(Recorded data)
-- BEGIN --

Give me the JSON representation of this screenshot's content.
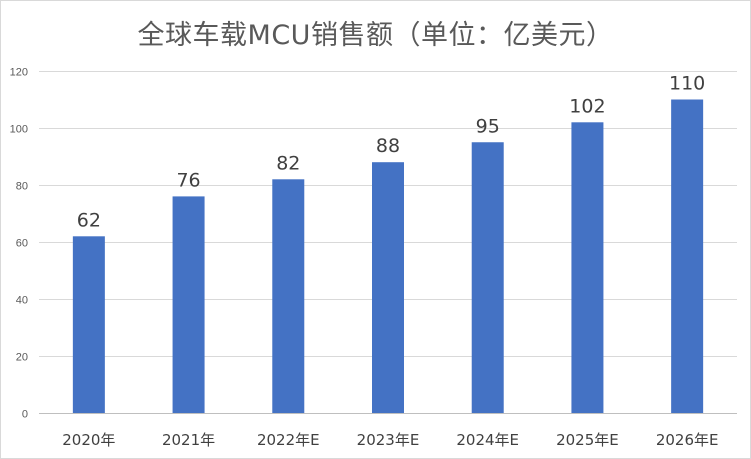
{
  "chart_data": {
    "type": "bar",
    "title": "全球车载MCU销售额（单位：亿美元）",
    "categories": [
      "2020年",
      "2021年",
      "2022年E",
      "2023年E",
      "2024年E",
      "2025年E",
      "2026年E"
    ],
    "values": [
      62,
      76,
      82,
      88,
      95,
      102,
      110
    ],
    "yticks": [
      0,
      20,
      40,
      60,
      80,
      100,
      120
    ],
    "ylim": [
      0,
      120
    ],
    "xlabel": "",
    "ylabel": "",
    "grid": true,
    "legend": "none",
    "bar_color": "#4472C4"
  }
}
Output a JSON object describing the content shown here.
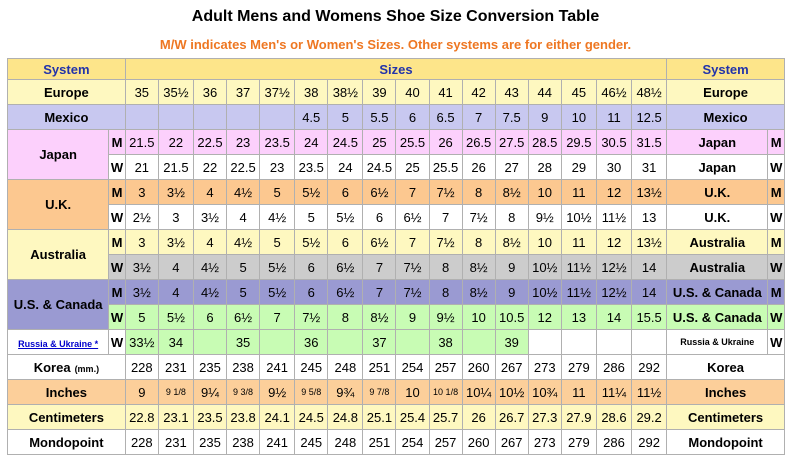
{
  "title": "Adult Mens and Womens Shoe Size Conversion Table",
  "subtitle": "M/W indicates Men's or Women's Sizes. Other systems are for either gender.",
  "header": {
    "system_left": "System",
    "sizes": "Sizes",
    "system_right": "System"
  },
  "rows": [
    {
      "label": "Europe",
      "mw": "",
      "right": "Europe",
      "bg": "bg-yellow",
      "values": [
        "35",
        "35½",
        "36",
        "37",
        "37½",
        "38",
        "38½",
        "39",
        "40",
        "41",
        "42",
        "43",
        "44",
        "45",
        "46½",
        "48½"
      ]
    },
    {
      "label": "Mexico",
      "mw": "",
      "right": "Mexico",
      "bg": "bg-blue",
      "values": [
        "",
        "",
        "",
        "",
        "",
        "4.5",
        "5",
        "5.5",
        "6",
        "6.5",
        "7",
        "7.5",
        "9",
        "10",
        "11",
        "12.5"
      ]
    },
    {
      "label": "Japan",
      "mw": "M",
      "right": "Japan",
      "bg": "bg-pink",
      "values": [
        "21.5",
        "22",
        "22.5",
        "23",
        "23.5",
        "24",
        "24.5",
        "25",
        "25.5",
        "26",
        "26.5",
        "27.5",
        "28.5",
        "29.5",
        "30.5",
        "31.5"
      ]
    },
    {
      "label": "Japan",
      "mw": "W",
      "right": "Japan",
      "bg": "bg-white",
      "values": [
        "21",
        "21.5",
        "22",
        "22.5",
        "23",
        "23.5",
        "24",
        "24.5",
        "25",
        "25.5",
        "26",
        "27",
        "28",
        "29",
        "30",
        "31"
      ]
    },
    {
      "label": "U.K.",
      "mw": "M",
      "right": "U.K.",
      "bg": "bg-orange",
      "values": [
        "3",
        "3½",
        "4",
        "4½",
        "5",
        "5½",
        "6",
        "6½",
        "7",
        "7½",
        "8",
        "8½",
        "10",
        "11",
        "12",
        "13½"
      ]
    },
    {
      "label": "U.K.",
      "mw": "W",
      "right": "U.K.",
      "bg": "bg-white",
      "values": [
        "2½",
        "3",
        "3½",
        "4",
        "4½",
        "5",
        "5½",
        "6",
        "6½",
        "7",
        "7½",
        "8",
        "9½",
        "10½",
        "11½",
        "13"
      ]
    },
    {
      "label": "Australia",
      "mw": "M",
      "right": "Australia",
      "bg": "bg-yellow",
      "values": [
        "3",
        "3½",
        "4",
        "4½",
        "5",
        "5½",
        "6",
        "6½",
        "7",
        "7½",
        "8",
        "8½",
        "10",
        "11",
        "12",
        "13½"
      ]
    },
    {
      "label": "Australia",
      "mw": "W",
      "right": "Australia",
      "bg": "bg-gray",
      "values": [
        "3½",
        "4",
        "4½",
        "5",
        "5½",
        "6",
        "6½",
        "7",
        "7½",
        "8",
        "8½",
        "9",
        "10½",
        "11½",
        "12½",
        "14"
      ]
    },
    {
      "label": "U.S. & Canada",
      "mw": "M",
      "right": "U.S. & Canada",
      "bg": "bg-purple",
      "values": [
        "3½",
        "4",
        "4½",
        "5",
        "5½",
        "6",
        "6½",
        "7",
        "7½",
        "8",
        "8½",
        "9",
        "10½",
        "11½",
        "12½",
        "14"
      ]
    },
    {
      "label": "U.S. & Canada",
      "mw": "W",
      "right": "U.S. & Canada",
      "bg": "bg-green",
      "values": [
        "5",
        "5½",
        "6",
        "6½",
        "7",
        "7½",
        "8",
        "8½",
        "9",
        "9½",
        "10",
        "10.5",
        "12",
        "13",
        "14",
        "15.5"
      ]
    },
    {
      "label": "Russia & Ukraine *",
      "mw": "W",
      "right": "Russia & Ukraine",
      "bg": "bg-white",
      "values": [
        "33½",
        "34",
        "",
        "35",
        "",
        "36",
        "",
        "37",
        "",
        "38",
        "",
        "39",
        "",
        "",
        "",
        ""
      ]
    },
    {
      "label": "Korea",
      "label_small": "(mm.)",
      "mw": "",
      "right": "Korea",
      "bg": "bg-white",
      "values": [
        "228",
        "231",
        "235",
        "238",
        "241",
        "245",
        "248",
        "251",
        "254",
        "257",
        "260",
        "267",
        "273",
        "279",
        "286",
        "292"
      ]
    },
    {
      "label": "Inches",
      "mw": "",
      "right": "Inches",
      "bg": "bg-orange2",
      "values": [
        "9",
        "9 1/8",
        "9¼",
        "9 3/8",
        "9½",
        "9 5/8",
        "9¾",
        "9 7/8",
        "10",
        "10 1/8",
        "10¼",
        "10½",
        "10¾",
        "11",
        "11¼",
        "11½"
      ]
    },
    {
      "label": "Centimeters",
      "mw": "",
      "right": "Centimeters",
      "bg": "bg-yellow",
      "values": [
        "22.8",
        "23.1",
        "23.5",
        "23.8",
        "24.1",
        "24.5",
        "24.8",
        "25.1",
        "25.4",
        "25.7",
        "26",
        "26.7",
        "27.3",
        "27.9",
        "28.6",
        "29.2"
      ]
    },
    {
      "label": "Mondopoint",
      "mw": "",
      "right": "Mondopoint",
      "bg": "bg-white",
      "values": [
        "228",
        "231",
        "235",
        "238",
        "241",
        "245",
        "248",
        "251",
        "254",
        "257",
        "260",
        "267",
        "273",
        "279",
        "286",
        "292"
      ]
    }
  ]
}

-- END --

→ What you need to do:
Gather from the data above every line with the string "Russia".

→ Response below:
      "label": "Russia & Ukraine *",
      "right": "Russia & Ukraine",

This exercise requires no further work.